### Problem
Below are the records; collect from them each line containing the string "embodiment".

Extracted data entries
+++++
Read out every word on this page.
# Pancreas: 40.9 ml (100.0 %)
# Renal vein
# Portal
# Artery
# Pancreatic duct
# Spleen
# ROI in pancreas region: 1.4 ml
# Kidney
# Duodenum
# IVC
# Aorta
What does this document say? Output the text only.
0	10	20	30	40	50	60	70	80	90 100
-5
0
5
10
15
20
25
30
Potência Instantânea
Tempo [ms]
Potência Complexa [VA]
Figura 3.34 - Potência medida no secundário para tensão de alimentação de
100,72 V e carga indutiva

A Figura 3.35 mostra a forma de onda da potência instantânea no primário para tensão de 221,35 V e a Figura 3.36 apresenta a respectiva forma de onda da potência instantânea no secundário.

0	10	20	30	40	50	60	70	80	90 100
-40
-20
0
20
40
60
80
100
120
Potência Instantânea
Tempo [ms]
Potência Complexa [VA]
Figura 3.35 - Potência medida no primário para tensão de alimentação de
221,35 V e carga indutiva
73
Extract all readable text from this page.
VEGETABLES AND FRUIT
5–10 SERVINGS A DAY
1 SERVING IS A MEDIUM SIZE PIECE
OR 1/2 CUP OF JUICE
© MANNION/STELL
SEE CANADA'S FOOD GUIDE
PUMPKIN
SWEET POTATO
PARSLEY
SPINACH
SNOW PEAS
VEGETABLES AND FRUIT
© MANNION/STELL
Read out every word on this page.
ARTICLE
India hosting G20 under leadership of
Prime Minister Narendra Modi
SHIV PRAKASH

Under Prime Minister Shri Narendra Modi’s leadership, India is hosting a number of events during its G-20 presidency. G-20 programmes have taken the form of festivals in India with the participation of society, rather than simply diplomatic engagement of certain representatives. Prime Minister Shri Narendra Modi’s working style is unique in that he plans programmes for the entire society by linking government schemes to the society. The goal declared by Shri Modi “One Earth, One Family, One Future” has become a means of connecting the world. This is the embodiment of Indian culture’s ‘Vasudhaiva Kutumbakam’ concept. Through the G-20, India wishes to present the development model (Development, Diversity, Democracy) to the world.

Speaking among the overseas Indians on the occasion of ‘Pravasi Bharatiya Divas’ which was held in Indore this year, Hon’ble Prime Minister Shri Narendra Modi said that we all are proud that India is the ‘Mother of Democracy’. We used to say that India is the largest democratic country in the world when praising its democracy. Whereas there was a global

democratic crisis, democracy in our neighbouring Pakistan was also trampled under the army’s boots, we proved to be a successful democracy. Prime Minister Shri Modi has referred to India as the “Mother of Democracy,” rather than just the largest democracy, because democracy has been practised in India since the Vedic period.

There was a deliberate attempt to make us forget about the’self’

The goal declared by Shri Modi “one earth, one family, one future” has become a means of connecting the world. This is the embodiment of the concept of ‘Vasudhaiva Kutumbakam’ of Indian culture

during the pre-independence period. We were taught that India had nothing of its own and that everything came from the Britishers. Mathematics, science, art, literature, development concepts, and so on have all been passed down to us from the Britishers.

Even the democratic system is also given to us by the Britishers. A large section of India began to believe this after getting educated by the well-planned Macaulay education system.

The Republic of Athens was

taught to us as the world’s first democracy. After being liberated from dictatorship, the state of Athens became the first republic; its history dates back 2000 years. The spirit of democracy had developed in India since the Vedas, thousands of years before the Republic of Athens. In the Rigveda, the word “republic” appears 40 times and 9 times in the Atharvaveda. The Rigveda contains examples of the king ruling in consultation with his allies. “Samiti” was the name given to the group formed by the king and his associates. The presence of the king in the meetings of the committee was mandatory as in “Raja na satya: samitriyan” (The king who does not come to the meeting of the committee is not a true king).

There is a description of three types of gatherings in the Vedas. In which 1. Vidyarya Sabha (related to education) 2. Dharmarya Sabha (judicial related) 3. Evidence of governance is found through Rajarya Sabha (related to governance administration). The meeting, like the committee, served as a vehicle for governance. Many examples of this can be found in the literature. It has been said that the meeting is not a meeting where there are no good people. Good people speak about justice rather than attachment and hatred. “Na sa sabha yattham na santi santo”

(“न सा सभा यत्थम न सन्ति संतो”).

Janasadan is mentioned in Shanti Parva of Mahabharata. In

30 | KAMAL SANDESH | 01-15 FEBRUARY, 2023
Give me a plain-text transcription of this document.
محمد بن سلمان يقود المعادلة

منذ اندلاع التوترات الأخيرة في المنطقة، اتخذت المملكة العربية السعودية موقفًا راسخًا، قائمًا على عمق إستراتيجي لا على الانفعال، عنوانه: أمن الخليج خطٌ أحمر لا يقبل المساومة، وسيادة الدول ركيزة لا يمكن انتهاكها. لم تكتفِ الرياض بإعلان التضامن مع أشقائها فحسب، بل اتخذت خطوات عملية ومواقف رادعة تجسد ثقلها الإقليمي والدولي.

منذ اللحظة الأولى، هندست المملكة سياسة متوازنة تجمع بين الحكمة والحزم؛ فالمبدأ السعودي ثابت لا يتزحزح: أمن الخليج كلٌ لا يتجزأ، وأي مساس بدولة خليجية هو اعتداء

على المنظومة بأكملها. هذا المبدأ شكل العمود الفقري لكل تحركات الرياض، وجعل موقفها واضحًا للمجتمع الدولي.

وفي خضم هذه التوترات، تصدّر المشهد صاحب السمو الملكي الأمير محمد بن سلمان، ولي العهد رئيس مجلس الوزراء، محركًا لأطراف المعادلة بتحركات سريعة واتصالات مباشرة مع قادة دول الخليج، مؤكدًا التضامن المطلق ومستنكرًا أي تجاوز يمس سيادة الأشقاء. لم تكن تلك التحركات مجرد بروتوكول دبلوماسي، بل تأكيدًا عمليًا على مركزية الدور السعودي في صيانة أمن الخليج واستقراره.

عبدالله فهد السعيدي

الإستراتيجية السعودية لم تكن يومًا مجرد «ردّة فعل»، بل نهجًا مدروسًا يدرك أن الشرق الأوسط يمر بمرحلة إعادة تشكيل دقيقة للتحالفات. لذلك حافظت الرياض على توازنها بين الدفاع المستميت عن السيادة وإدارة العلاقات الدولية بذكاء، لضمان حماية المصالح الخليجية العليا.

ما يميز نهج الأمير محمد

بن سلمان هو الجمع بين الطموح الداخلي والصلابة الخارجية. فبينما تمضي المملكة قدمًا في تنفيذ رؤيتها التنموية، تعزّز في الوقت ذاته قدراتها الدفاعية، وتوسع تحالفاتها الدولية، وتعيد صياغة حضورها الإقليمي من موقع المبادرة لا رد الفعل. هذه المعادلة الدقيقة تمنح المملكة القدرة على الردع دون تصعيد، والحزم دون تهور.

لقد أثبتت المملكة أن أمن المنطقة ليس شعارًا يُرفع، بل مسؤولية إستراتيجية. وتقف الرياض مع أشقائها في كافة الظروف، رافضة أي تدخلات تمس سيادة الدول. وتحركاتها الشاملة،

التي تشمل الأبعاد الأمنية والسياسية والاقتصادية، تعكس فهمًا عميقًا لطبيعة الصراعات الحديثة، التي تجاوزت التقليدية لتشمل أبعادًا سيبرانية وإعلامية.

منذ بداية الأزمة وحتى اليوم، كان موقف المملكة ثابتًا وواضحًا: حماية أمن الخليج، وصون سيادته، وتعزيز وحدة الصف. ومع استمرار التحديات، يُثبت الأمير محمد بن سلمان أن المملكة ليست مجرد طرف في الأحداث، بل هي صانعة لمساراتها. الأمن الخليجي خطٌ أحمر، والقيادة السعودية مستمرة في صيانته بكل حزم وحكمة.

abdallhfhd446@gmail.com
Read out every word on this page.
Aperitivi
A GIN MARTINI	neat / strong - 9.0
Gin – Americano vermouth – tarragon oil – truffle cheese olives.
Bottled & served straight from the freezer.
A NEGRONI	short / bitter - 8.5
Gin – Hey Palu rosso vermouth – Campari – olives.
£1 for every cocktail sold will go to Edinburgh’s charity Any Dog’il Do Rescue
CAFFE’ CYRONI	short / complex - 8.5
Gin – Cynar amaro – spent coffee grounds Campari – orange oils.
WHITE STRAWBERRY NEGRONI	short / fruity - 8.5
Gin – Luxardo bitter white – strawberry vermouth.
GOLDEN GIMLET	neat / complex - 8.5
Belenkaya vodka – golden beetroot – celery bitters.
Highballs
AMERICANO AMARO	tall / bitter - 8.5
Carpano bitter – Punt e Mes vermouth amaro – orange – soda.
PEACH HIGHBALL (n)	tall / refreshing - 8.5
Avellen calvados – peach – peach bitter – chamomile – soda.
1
+++++
### Answer below
Under Prime Minister Shri Narendra Modi’s leadership, India is hosting a number of events during its G-20 presidency. G-20 programmes have taken the form of festivals in India with the participation of society, rather than simply diplomatic engagement of certain representatives. Prime Minister Shri Narendra Modi’s working style is unique in that he plans programmes for the entire society by linking government schemes to the society. The goal declared by Shri Modi “One Earth, One Family, One Future” has become a means of connecting the world. This is the embodiment of Indian culture’s ‘Vasudhaiva Kutumbakam’ concept. Through the G-20, India wishes to present the development model (Development, Diversity, Democracy) to the world.
The goal declared by Shri Modi “one earth, one family, one future” has become a means of connecting the world. This is the embodiment of the concept of ‘Vasudhaiva Kutumbakam’ of Indian culture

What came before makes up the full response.